Work to complete ▸
a - Copy the entries from their start through the line containing "panel-label-sketch: SKETCH (202, 17, 249, 29)", reproducing every line unchanged.
b - Continue the author interview from the point where it stops.

Selected text ▸
------------------------------------------------------------------------

Spring 2005 Featured Author, Katrina Martin Davenport

RT: You have written seventeen books for children. Why did you select Denise’s Mold as the debut book for publishing?

Katrina Martin: The order chose me. Denise's Mold was the first book I'd ever written. It was accepted by the first publisher I sent it to, Windstorm Creative, and therefore, it's the first book I'll have published. When I think about the odds of this happening, it's hard for me to believe that it really is happening. I sent my next book, Chanda's House, to Windstorm about two months after they accepted Denise's Mold. It was accepted last year. The other 15 books are part of Windstorm's My Adventure series, a project the publisher started last spring. They put out a call for submissions and they accepted 15 titles from me. I'm now also under contract with Windstorm to write a series of early reader chapter books, so those are forthcoming as well. And of course, I'm working on something all the time. Right now I have a mid-grade chapter book in the works, as well as a poetry book, and an inspiration book for artists.

RT: According to your Web site (http://www.kmdavenport.com), there are more books about Denise to come. How do you envision the series unfolding? Will all of the books have curriculum companions?

Katrina Martin: The original idea for the series was to think of books teachers could use in their classrooms in subjects that don't normally use picture books. When I taught fifth grade as a student teacher, I remember thinking it was difficult to incorporate literacy into science lessons. Denise's Mold is a good way for teachers to introduce their "mold unit." They can read the book at reading time, and then use the lesson plans in the back as their introductory lesson. It's all right there. It would also be a great tool to use in teaching about the use of microscopes. To get story ideas for the rest of the series, I've been looking into other science topics elementary teachers explore, and I'm combining those ideas with adventures my mom had as a child (and ones I've had as well). And yes, all of them will include curriculum companions--I think that is one of the main things that set Denise's Mold apart from other picture books out there and I want to continue that uniqueness. Teachers can use these either as lesson plans or spring boards for their own planning.

RT: At the end of the book, you offer some ideas about growing and studying mold. Will you be doing these experiments when you visit schools?

------------------------------------------------------------------------

Information provided ▸
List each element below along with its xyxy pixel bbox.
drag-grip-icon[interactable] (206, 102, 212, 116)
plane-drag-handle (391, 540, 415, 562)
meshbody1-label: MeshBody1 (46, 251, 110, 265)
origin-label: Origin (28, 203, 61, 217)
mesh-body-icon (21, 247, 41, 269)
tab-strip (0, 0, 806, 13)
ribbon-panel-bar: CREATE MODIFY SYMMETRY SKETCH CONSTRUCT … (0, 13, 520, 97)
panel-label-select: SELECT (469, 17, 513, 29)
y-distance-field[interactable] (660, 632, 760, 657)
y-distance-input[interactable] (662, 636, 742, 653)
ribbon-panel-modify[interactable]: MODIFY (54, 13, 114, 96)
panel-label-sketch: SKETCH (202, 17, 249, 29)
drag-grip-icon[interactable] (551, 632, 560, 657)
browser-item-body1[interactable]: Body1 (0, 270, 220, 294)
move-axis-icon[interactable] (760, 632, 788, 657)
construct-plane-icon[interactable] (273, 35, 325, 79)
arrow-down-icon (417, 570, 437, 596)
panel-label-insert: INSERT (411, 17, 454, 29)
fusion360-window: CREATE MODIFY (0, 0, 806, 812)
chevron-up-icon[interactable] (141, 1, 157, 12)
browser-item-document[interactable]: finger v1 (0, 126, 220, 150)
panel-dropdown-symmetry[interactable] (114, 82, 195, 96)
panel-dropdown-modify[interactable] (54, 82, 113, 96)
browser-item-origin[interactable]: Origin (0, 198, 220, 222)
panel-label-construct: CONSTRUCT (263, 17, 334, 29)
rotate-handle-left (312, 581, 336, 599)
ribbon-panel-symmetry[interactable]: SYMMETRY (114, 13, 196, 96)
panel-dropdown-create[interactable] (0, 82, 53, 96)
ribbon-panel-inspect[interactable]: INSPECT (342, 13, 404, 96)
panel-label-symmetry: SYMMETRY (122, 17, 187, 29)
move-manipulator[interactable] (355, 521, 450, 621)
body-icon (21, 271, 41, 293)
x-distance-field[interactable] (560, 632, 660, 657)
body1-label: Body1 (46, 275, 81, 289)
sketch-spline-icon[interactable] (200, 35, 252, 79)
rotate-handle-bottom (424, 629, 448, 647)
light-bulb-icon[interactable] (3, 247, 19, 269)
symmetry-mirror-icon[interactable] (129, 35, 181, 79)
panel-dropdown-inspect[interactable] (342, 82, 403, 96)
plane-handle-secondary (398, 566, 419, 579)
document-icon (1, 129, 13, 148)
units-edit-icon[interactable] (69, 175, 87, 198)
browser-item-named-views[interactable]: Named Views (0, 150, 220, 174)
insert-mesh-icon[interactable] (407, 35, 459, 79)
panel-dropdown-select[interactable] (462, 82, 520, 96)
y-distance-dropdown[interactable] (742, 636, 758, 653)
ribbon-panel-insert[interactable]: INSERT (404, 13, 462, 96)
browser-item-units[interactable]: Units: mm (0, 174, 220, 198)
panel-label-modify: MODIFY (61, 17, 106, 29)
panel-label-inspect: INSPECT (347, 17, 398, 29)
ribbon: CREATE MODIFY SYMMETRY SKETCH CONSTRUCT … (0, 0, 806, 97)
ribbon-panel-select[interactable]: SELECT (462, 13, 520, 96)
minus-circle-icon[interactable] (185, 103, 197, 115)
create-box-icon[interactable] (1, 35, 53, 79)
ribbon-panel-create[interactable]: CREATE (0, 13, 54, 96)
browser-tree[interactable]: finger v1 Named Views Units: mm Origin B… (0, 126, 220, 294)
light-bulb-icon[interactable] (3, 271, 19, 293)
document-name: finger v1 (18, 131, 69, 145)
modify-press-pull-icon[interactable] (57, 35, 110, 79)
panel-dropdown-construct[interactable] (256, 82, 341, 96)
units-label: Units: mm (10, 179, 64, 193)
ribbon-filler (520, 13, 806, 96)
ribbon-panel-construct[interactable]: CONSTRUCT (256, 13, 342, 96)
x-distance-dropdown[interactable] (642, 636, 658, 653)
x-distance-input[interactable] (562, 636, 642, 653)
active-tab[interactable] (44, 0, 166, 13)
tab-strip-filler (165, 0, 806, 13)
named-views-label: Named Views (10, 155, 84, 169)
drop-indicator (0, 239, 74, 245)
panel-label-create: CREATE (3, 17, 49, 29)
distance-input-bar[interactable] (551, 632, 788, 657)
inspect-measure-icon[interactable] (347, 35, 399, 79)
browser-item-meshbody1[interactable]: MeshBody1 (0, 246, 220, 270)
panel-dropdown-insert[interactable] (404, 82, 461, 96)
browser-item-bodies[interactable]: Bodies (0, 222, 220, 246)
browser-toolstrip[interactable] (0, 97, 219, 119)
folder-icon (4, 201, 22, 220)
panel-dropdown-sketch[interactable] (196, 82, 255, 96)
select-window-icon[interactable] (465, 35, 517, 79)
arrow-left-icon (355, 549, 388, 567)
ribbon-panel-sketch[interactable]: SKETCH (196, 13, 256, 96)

------------------------------------------------------------------------

Answers per task ▸
a -
List each element below along with its xyxy pixel bbox.
drag-grip-icon[interactable] (206, 102, 212, 116)
plane-drag-handle (391, 540, 415, 562)
meshbody1-label: MeshBody1 (46, 251, 110, 265)
origin-label: Origin (28, 203, 61, 217)
mesh-body-icon (21, 247, 41, 269)
tab-strip (0, 0, 806, 13)
ribbon-panel-bar: CREATE MODIFY SYMMETRY SKETCH CONSTRUCT … (0, 13, 520, 97)
panel-label-select: SELECT (469, 17, 513, 29)
y-distance-field[interactable] (660, 632, 760, 657)
y-distance-input[interactable] (662, 636, 742, 653)
ribbon-panel-modify[interactable]: MODIFY (54, 13, 114, 96)
panel-label-sketch: SKETCH (202, 17, 249, 29)

b -
Katrina Martin: Certainly. I will likely have a little section of my refrigerator for growing mold when I start school visits (but don't tell my husband). I hope to create slides for children so they can see what mold looks like under a microscope. I'm a big believer in hands-on learning. If children can see and touch and smell the things they're learning about, it makes it much more real for them. Plus, mold is gross and kids love things that are gross.

RT: At a time when we have been decrying how girls have walked away from the sciences for at least a decade now, your Mom broke the mold (no pun intended) and became an award-winning, career scientist. You chose to be a writer, instead. What are your hopes for the message this book will deliver?

Katrina Martin: My main goal is to encourage young girls to be whatever their heart tells them to be. I love the idea that a young girl might read my book and think, "I love science. So did Denise. She became a scientist and that means I could be a scientist, too!" I also love the idea that a young girl might read my book and think, "This woman wrote a book. I love to write. That means I could be an author, too!" Or it could inspire girls to explore their garden or learn more about how things work in the world. Any one of those things would be wonderful. Beyond that, I think it is sad that girls and women, as you say, are walking away from the sciences. I want to convey the message that if you love something enough, you'll be able to succeed at it. I don't want girls to think that science is not for women. This book shows them the exact opposite, and it also demonstrates that all it takes, initially, to be a good scientist is to have the curiosity to find out more about the world.

RT: You have a busy year ahead, as Denise is only the first of several books you’ll be releasing this year. Can you tell us more about the other stories?

Katrina Martin: The next book, Chanda's House, will likely be released within the next year, either late winter or early spring. It is a book about me when I was in first grade. I had a wonderful friend from India, and one day we went to play at her house. It was so different from mine in every way it scared me and I didn't want to go back. But eventually I learned that the differences in people are what make them special, and this book demonstrates that. As with Denise's Mold, Chanda's House has extension materials, including a glossary of Indian words I use in the book. The My Adventure series is scheduled to be released en masse in August. There are more than 50 books in the series, and I've written 15 of them. This is a highly interactive series that allow kids to make the stories the authors write unique by adding their own words. They even get to put their name on the cover. Titles include My Adventure to a Volcano, My Adventure in the Redwood Forest, and My Adventure Collecting Bugs.

RT: You’ve been writing since you were seven, starting with a journal. How did your career come to evolve from newspaper reporter to children’s book writer? Do you have a favorite target audience that you like writing for? If so, why.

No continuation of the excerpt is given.